Exercise requirements:
Write out every entry, unchanged. Skip any picture.

[Stored entries]
- - - - - - -
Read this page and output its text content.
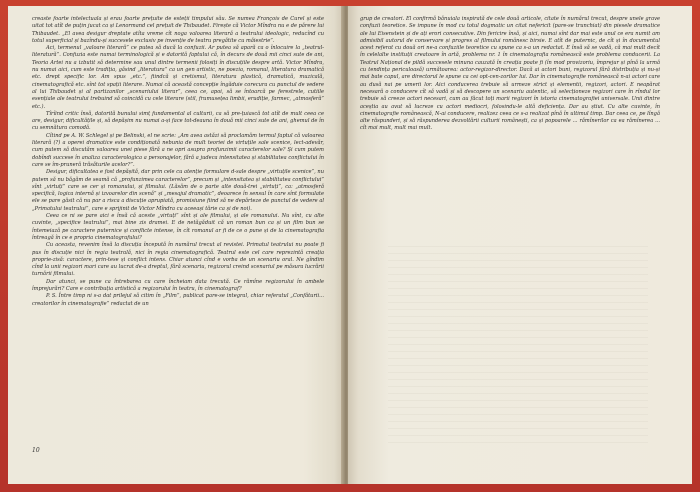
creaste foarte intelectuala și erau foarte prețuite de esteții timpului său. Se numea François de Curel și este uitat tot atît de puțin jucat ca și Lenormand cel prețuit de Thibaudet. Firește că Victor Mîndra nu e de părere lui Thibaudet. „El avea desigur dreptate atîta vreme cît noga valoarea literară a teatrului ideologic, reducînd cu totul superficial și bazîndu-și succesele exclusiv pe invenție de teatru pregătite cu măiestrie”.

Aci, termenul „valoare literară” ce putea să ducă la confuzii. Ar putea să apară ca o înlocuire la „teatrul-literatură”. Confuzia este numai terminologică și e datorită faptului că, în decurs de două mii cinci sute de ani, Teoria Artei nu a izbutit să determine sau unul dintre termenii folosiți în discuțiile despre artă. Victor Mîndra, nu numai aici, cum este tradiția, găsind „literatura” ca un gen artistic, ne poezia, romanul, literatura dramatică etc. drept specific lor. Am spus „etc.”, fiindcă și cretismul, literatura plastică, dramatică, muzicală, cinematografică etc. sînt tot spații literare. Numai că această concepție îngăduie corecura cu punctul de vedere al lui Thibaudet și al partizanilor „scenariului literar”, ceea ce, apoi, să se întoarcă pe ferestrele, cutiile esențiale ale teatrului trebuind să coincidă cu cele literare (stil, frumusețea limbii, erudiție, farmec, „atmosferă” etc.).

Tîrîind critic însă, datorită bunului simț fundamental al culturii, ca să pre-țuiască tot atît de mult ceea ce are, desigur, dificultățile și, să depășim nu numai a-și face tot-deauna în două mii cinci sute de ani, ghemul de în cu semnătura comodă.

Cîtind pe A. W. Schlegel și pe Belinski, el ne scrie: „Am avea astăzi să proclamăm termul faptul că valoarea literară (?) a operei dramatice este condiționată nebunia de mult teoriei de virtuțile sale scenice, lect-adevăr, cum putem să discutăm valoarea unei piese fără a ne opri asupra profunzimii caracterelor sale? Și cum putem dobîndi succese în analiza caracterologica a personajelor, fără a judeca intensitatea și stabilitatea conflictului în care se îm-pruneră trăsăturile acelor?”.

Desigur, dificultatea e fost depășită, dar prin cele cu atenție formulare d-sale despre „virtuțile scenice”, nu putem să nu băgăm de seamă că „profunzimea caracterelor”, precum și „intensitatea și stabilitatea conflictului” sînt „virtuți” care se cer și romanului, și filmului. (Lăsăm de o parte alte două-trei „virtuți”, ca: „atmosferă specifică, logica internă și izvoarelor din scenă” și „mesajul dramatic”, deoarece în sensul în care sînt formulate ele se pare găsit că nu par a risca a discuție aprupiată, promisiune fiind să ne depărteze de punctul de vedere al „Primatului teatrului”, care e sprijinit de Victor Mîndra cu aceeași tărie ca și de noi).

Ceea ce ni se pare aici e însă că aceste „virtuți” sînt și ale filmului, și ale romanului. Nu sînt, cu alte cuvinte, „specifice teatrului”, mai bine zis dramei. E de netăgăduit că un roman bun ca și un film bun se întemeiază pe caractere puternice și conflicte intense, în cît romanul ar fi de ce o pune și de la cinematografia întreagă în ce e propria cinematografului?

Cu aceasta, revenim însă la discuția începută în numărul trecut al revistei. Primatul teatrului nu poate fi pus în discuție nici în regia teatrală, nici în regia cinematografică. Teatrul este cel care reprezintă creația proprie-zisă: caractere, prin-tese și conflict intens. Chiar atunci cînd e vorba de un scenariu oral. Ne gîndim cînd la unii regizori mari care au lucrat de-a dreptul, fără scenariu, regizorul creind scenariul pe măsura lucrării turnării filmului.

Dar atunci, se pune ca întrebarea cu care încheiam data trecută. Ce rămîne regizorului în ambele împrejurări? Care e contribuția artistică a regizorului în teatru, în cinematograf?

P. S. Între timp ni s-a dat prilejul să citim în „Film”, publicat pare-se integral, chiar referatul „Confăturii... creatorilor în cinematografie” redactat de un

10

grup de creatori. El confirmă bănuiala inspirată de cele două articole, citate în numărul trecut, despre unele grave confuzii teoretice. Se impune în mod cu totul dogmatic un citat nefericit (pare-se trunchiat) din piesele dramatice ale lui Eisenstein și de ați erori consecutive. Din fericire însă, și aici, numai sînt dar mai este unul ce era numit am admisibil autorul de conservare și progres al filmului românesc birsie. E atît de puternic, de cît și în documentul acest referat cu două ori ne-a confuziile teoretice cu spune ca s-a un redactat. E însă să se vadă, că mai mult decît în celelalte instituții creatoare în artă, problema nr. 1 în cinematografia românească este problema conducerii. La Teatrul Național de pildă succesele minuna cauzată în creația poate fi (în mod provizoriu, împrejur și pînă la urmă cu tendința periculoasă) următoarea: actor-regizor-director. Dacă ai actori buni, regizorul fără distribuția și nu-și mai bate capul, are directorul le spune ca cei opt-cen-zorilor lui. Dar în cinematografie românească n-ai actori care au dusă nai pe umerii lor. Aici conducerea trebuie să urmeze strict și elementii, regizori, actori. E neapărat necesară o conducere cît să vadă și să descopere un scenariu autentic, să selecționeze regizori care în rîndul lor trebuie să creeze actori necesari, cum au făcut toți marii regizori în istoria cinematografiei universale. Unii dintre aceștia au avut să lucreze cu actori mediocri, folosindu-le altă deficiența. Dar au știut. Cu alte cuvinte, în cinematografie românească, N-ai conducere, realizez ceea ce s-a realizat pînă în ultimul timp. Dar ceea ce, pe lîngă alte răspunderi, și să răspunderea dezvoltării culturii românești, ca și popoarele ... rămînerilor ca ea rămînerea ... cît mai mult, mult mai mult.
- - - - - - -
Correct result:
Read this page and output its text content.
creaste foarte intelectuala și erau foarte prețuite de esteții timpului său. Se numea François de Curel și este uitat tot atît de puțin jucat ca și Lenormand cel prețuit de Thibaudet. Firește că Victor Mîndra nu e de părere lui Thibaudet. „El avea desigur dreptate atîta vreme cît noga valoarea literară a teatrului ideologic, reducînd cu totul superficial și bazîndu-și succesele exclusiv pe invenție de teatru pregătite cu măiestrie”.

Aci, termenul „valoare literară” ce putea să ducă la confuzii. Ar putea să apară ca o înlocuire la „teatrul-literatură”. Confuzia este numai terminologică și e datorită faptului că, în decurs de două mii cinci sute de ani, Teoria Artei nu a izbutit să determine sau unul dintre termenii folosiți în discuțiile despre artă. Victor Mîndra, nu numai aici, cum este tradiția, găsind „literatura” ca un gen artistic, ne poezia, romanul, literatura dramatică etc. drept specific lor. Am spus „etc.”, fiindcă și cretismul, literatura plastică, dramatică, muzicală, cinematografică etc. sînt tot spații literare. Numai că această concepție îngăduie corecura cu punctul de vedere al lui Thibaudet și al partizanilor „scenariului literar”, ceea ce, apoi, să se întoarcă pe ferestrele, cutiile esențiale ale teatrului trebuind să coincidă cu cele literare (stil, frumusețea limbii, erudiție, farmec, „atmosferă” etc.).

Tîrîind critic însă, datorită bunului simț fundamental al culturii, ca să pre-țuiască tot atît de mult ceea ce are, desigur, dificultățile și, să depășim nu numai a-și face tot-deauna în două mii cinci sute de ani, ghemul de în cu semnătura comodă.

Cîtind pe A. W. Schlegel și pe Belinski, el ne scrie: „Am avea astăzi să proclamăm termul faptul că valoarea literară (?) a operei dramatice este condiționată nebunia de mult teoriei de virtuțile sale scenice, lect-adevăr, cum putem să discutăm valoarea unei piese fără a ne opri asupra profunzimii caracterelor sale? Și cum putem dobîndi succese în analiza caracterologica a personajelor, fără a judeca intensitatea și stabilitatea conflictului în care se îm-pruneră trăsăturile acelor?”.

Desigur, dificultatea e fost depășită, dar prin cele cu atenție formulare d-sale despre „virtuțile scenice”, nu putem să nu băgăm de seamă că „profunzimea caracterelor”, precum și „intensitatea și stabilitatea conflictului” sînt „virtuți” care se cer și romanului, și filmului. (Lăsăm de o parte alte două-trei „virtuți”, ca: „atmosferă specifică, logica internă și izvoarelor din scenă” și „mesajul dramatic”, deoarece în sensul în care sînt formulate ele se pare găsit că nu par a risca a discuție aprupiată, promisiune fiind să ne depărteze de punctul de vedere al „Primatului teatrului”, care e sprijinit de Victor Mîndra cu aceeași tărie ca și de noi).

Ceea ce ni se pare aici e însă că aceste „virtuți” sînt și ale filmului, și ale romanului. Nu sînt, cu alte cuvinte, „specifice teatrului”, mai bine zis dramei. E de netăgăduit că un roman bun ca și un film bun se întemeiază pe caractere puternice și conflicte intense, în cît romanul ar fi de ce o pune și de la cinematografia întreagă în ce e propria cinematografului?

Cu aceasta, revenim însă la discuția începută în numărul trecut al revistei. Primatul teatrului nu poate fi pus în discuție nici în regia teatrală, nici în regia cinematografică. Teatrul este cel care reprezintă creația proprie-zisă: caractere, prin-tese și conflict intens. Chiar atunci cînd e vorba de un scenariu oral. Ne gîndim cînd la unii regizori mari care au lucrat de-a dreptul, fără scenariu, regizorul creind scenariul pe măsura lucrării turnării filmului.

Dar atunci, se pune ca întrebarea cu care încheiam data trecută. Ce rămîne regizorului în ambele împrejurări? Care e contribuția artistică a regizorului în teatru, în cinematograf?

P. S. Între timp ni s-a dat prilejul să citim în „Film”, publicat pare-se integral, chiar referatul „Confăturii... creatorilor în cinematografie” redactat de un

10

grup de creatori. El confirmă bănuiala inspirată de cele două articole, citate în numărul trecut, despre unele grave confuzii teoretice. Se impune în mod cu totul dogmatic un citat nefericit (pare-se trunchiat) din piesele dramatice ale lui Eisenstein și de ați erori consecutive. Din fericire însă, și aici, numai sînt dar mai este unul ce era numit am admisibil autorul de conservare și progres al filmului românesc birsie. E atît de puternic, de cît și în documentul acest referat cu două ori ne-a confuziile teoretice cu spune ca s-a un redactat. E însă să se vadă, că mai mult decît în celelalte instituții creatoare în artă, problema nr. 1 în cinematografia românească este problema conducerii. La Teatrul Național de pildă succesele minuna cauzată în creația poate fi (în mod provizoriu, împrejur și pînă la urmă cu tendința periculoasă) următoarea: actor-regizor-director. Dacă ai actori buni, regizorul fără distribuția și nu-și mai bate capul, are directorul le spune ca cei opt-cen-zorilor lui. Dar în cinematografie românească n-ai actori care au dusă nai pe umerii lor. Aici conducerea trebuie să urmeze strict și elementii, regizori, actori. E neapărat necesară o conducere cît să vadă și să descopere un scenariu autentic, să selecționeze regizori care în rîndul lor trebuie să creeze actori necesari, cum au făcut toți marii regizori în istoria cinematografiei universale. Unii dintre aceștia au avut să lucreze cu actori mediocri, folosindu-le altă deficiența. Dar au știut. Cu alte cuvinte, în cinematografie românească, N-ai conducere, realizez ceea ce s-a realizat pînă în ultimul timp. Dar ceea ce, pe lîngă alte răspunderi, și să răspunderea dezvoltării culturii românești, ca și popoarele ... rămînerilor ca ea rămînerea ... cît mai mult, mult mai mult.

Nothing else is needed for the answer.